STATED TASK
Retype each entry below, keeping every character the same.

PROVIDED INFORMATION
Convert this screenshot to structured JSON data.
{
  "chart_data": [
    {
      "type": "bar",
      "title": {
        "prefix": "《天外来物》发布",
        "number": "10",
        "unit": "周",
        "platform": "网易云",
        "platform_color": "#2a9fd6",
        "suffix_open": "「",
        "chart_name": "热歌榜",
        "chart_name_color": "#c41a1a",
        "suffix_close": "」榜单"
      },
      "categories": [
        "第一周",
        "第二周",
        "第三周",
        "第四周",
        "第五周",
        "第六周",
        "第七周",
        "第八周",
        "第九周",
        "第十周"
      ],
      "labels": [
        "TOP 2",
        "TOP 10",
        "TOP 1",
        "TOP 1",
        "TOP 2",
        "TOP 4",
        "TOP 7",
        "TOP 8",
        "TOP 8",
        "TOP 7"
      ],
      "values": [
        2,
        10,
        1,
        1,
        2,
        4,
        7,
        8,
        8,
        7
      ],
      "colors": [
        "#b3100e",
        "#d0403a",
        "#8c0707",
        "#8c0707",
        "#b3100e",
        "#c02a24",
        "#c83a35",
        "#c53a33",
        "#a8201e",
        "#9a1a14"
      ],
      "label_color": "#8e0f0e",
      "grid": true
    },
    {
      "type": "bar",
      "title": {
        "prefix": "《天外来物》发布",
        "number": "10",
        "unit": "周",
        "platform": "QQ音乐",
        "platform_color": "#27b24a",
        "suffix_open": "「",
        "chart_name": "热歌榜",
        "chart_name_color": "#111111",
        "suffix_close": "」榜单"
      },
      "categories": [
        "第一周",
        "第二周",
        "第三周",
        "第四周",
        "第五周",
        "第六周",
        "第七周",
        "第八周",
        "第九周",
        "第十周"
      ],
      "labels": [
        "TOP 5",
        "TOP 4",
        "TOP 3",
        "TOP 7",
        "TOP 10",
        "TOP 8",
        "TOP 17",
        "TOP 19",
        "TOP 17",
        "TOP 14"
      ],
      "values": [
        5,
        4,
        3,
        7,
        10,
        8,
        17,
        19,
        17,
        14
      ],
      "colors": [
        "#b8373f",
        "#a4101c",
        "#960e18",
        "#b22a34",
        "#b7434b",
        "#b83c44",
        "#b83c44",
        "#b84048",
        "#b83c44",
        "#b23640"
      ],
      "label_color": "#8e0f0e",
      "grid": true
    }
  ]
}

EXERCISE SOLUTION
Convert this screenshot to structured JSON data.
{
  "chart_data": [
    {
      "type": "bar",
      "title": {
        "prefix": "《天外来物》发布",
        "number": "10",
        "unit": "周",
        "platform": "网易云",
        "platform_color": "#2a9fd6",
        "suffix_open": "「",
        "chart_name": "热歌榜",
        "chart_name_color": "#c41a1a",
        "suffix_close": "」榜单"
      },
      "categories": [
        "第一周",
        "第二周",
        "第三周",
        "第四周",
        "第五周",
        "第六周",
        "第七周",
        "第八周",
        "第九周",
        "第十周"
      ],
      "labels": [
        "TOP 2",
        "TOP 10",
        "TOP 1",
        "TOP 1",
        "TOP 2",
        "TOP 4",
        "TOP 7",
        "TOP 8",
        "TOP 8",
        "TOP 7"
      ],
      "values": [
        2,
        10,
        1,
        1,
        2,
        4,
        7,
        8,
        8,
        7
      ],
      "colors": [
        "#b3100e",
        "#d0403a",
        "#8c0707",
        "#8c0707",
        "#b3100e",
        "#c02a24",
        "#c83a35",
        "#c53a33",
        "#a8201e",
        "#9a1a14"
      ],
      "label_color": "#8e0f0e",
      "grid": true
    },
    {
      "type": "bar",
      "title": {
        "prefix": "《天外来物》发布",
        "number": "10",
        "unit": "周",
        "platform": "QQ音乐",
        "platform_color": "#27b24a",
        "suffix_open": "「",
        "chart_name": "热歌榜",
        "chart_name_color": "#111111",
        "suffix_close": "」榜单"
      },
      "categories": [
        "第一周",
        "第二周",
        "第三周",
        "第四周",
        "第五周",
        "第六周",
        "第七周",
        "第八周",
        "第九周",
        "第十周"
      ],
      "labels": [
        "TOP 5",
        "TOP 4",
        "TOP 3",
        "TOP 7",
        "TOP 10",
        "TOP 8",
        "TOP 17",
        "TOP 19",
        "TOP 17",
        "TOP 14"
      ],
      "values": [
        5,
        4,
        3,
        7,
        10,
        8,
        17,
        19,
        17,
        14
      ],
      "colors": [
        "#b8373f",
        "#a4101c",
        "#960e18",
        "#b22a34",
        "#b7434b",
        "#b83c44",
        "#b83c44",
        "#b84048",
        "#b83c44",
        "#b23640"
      ],
      "label_color": "#8e0f0e",
      "grid": true
    }
  ]
}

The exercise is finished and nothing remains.